■ **Given problem**
Repeat, exactly and completely, the material that follows. Omit the pictures.

— Start of Provided entries —

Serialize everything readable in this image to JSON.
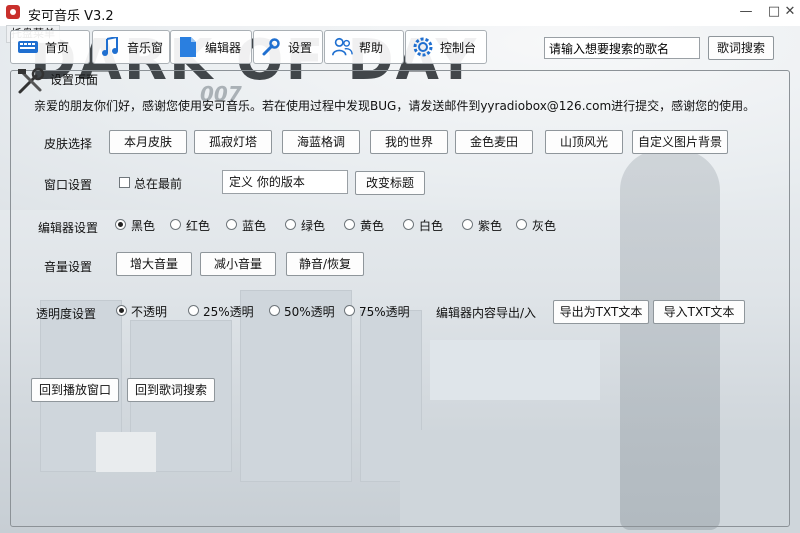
{
  "window": {
    "title": "安可音乐 V3.2"
  },
  "tray": {
    "label": "托盘菜单"
  },
  "background": {
    "logo_text": "DARK OF DAY",
    "logo_sub": "007"
  },
  "nav": [
    {
      "label": "首页",
      "icon": "keyboard-icon"
    },
    {
      "label": "音乐窗",
      "icon": "music-note-icon"
    },
    {
      "label": "编辑器",
      "icon": "document-icon"
    },
    {
      "label": "设置",
      "icon": "wrench-icon"
    },
    {
      "label": "帮助",
      "icon": "people-icon"
    },
    {
      "label": "控制台",
      "icon": "gear-icon"
    }
  ],
  "search": {
    "value": "请输入想要搜索的歌名",
    "button": "歌词搜索"
  },
  "settings": {
    "group_title": "设置页面",
    "intro": "亲爱的朋友你们好，感谢您使用安可音乐。若在使用过程中发现BUG，请发送邮件到yyradiobox@126.com进行提交，感谢您的使用。",
    "skin": {
      "label": "皮肤选择",
      "options": [
        "本月皮肤",
        "孤寂灯塔",
        "海蓝格调",
        "我的世界",
        "金色麦田",
        "山顶风光",
        "自定义图片背景"
      ]
    },
    "window": {
      "label": "窗口设置",
      "always_on_top": "总在最前",
      "version_field": "定义 你的版本",
      "change_title": "改变标题"
    },
    "editor": {
      "label": "编辑器设置",
      "colors": [
        "黑色",
        "红色",
        "蓝色",
        "绿色",
        "黄色",
        "白色",
        "紫色",
        "灰色"
      ],
      "selected": "黑色"
    },
    "volume": {
      "label": "音量设置",
      "up": "增大音量",
      "down": "减小音量",
      "mute": "静音/恢复"
    },
    "opacity": {
      "label": "透明度设置",
      "options": [
        "不透明",
        "25%透明",
        "50%透明",
        "75%透明"
      ],
      "selected": "不透明"
    },
    "export": {
      "label": "编辑器内容导出/入",
      "export_txt": "导出为TXT文本",
      "import_txt": "导入TXT文本"
    },
    "back_player": "回到播放窗口",
    "back_lyrics": "回到歌词搜索"
  }
}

— End of Provided entries —

■ **Result of this exercise**
Serialize everything readable in this image to JSON.
{
  "window": {
    "title": "安可音乐 V3.2"
  },
  "tray": {
    "label": "托盘菜单"
  },
  "background": {
    "logo_text": "DARK OF DAY",
    "logo_sub": "007"
  },
  "nav": [
    {
      "label": "首页",
      "icon": "keyboard-icon"
    },
    {
      "label": "音乐窗",
      "icon": "music-note-icon"
    },
    {
      "label": "编辑器",
      "icon": "document-icon"
    },
    {
      "label": "设置",
      "icon": "wrench-icon"
    },
    {
      "label": "帮助",
      "icon": "people-icon"
    },
    {
      "label": "控制台",
      "icon": "gear-icon"
    }
  ],
  "search": {
    "value": "请输入想要搜索的歌名",
    "button": "歌词搜索"
  },
  "settings": {
    "group_title": "设置页面",
    "intro": "亲爱的朋友你们好，感谢您使用安可音乐。若在使用过程中发现BUG，请发送邮件到yyradiobox@126.com进行提交，感谢您的使用。",
    "skin": {
      "label": "皮肤选择",
      "options": [
        "本月皮肤",
        "孤寂灯塔",
        "海蓝格调",
        "我的世界",
        "金色麦田",
        "山顶风光",
        "自定义图片背景"
      ]
    },
    "window": {
      "label": "窗口设置",
      "always_on_top": "总在最前",
      "version_field": "定义 你的版本",
      "change_title": "改变标题"
    },
    "editor": {
      "label": "编辑器设置",
      "colors": [
        "黑色",
        "红色",
        "蓝色",
        "绿色",
        "黄色",
        "白色",
        "紫色",
        "灰色"
      ],
      "selected": "黑色"
    },
    "volume": {
      "label": "音量设置",
      "up": "增大音量",
      "down": "减小音量",
      "mute": "静音/恢复"
    },
    "opacity": {
      "label": "透明度设置",
      "options": [
        "不透明",
        "25%透明",
        "50%透明",
        "75%透明"
      ],
      "selected": "不透明"
    },
    "export": {
      "label": "编辑器内容导出/入",
      "export_txt": "导出为TXT文本",
      "import_txt": "导入TXT文本"
    },
    "back_player": "回到播放窗口",
    "back_lyrics": "回到歌词搜索"
  }
}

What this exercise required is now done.